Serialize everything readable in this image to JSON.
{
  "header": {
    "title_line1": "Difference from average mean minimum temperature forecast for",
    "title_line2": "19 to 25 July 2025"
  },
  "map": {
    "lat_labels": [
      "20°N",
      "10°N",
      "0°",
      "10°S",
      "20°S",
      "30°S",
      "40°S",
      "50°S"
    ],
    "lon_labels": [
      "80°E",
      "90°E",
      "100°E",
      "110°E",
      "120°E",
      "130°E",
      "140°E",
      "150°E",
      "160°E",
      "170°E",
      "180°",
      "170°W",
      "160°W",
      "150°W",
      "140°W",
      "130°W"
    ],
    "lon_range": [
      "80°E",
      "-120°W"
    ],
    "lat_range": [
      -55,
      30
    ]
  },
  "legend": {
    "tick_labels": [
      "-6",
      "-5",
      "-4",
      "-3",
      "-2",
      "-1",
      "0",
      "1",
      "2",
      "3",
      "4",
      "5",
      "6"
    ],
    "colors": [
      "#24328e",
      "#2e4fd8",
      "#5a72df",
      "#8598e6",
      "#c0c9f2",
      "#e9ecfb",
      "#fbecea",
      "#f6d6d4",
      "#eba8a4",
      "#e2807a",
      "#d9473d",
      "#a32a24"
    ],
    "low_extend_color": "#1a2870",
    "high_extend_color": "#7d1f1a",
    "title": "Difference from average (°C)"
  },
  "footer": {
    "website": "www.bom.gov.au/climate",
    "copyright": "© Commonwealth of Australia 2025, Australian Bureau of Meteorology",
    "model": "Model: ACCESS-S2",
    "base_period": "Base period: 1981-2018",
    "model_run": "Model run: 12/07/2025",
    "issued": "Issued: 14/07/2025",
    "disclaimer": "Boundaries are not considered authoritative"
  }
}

....

Work to be completed >>
Return every record, word for word.

Solution for this exercise >>
Serialize everything readable in this image to JSON.
{
  "header": {
    "title_line1": "Difference from average mean minimum temperature forecast for",
    "title_line2": "19 to 25 July 2025"
  },
  "map": {
    "lat_labels": [
      "20°N",
      "10°N",
      "0°",
      "10°S",
      "20°S",
      "30°S",
      "40°S",
      "50°S"
    ],
    "lon_labels": [
      "80°E",
      "90°E",
      "100°E",
      "110°E",
      "120°E",
      "130°E",
      "140°E",
      "150°E",
      "160°E",
      "170°E",
      "180°",
      "170°W",
      "160°W",
      "150°W",
      "140°W",
      "130°W"
    ],
    "lon_range": [
      "80°E",
      "-120°W"
    ],
    "lat_range": [
      -55,
      30
    ]
  },
  "legend": {
    "tick_labels": [
      "-6",
      "-5",
      "-4",
      "-3",
      "-2",
      "-1",
      "0",
      "1",
      "2",
      "3",
      "4",
      "5",
      "6"
    ],
    "colors": [
      "#24328e",
      "#2e4fd8",
      "#5a72df",
      "#8598e6",
      "#c0c9f2",
      "#e9ecfb",
      "#fbecea",
      "#f6d6d4",
      "#eba8a4",
      "#e2807a",
      "#d9473d",
      "#a32a24"
    ],
    "low_extend_color": "#1a2870",
    "high_extend_color": "#7d1f1a",
    "title": "Difference from average (°C)"
  },
  "footer": {
    "website": "www.bom.gov.au/climate",
    "copyright": "© Commonwealth of Australia 2025, Australian Bureau of Meteorology",
    "model": "Model: ACCESS-S2",
    "base_period": "Base period: 1981-2018",
    "model_run": "Model run: 12/07/2025",
    "issued": "Issued: 14/07/2025",
    "disclaimer": "Boundaries are not considered authoritative"
  }
}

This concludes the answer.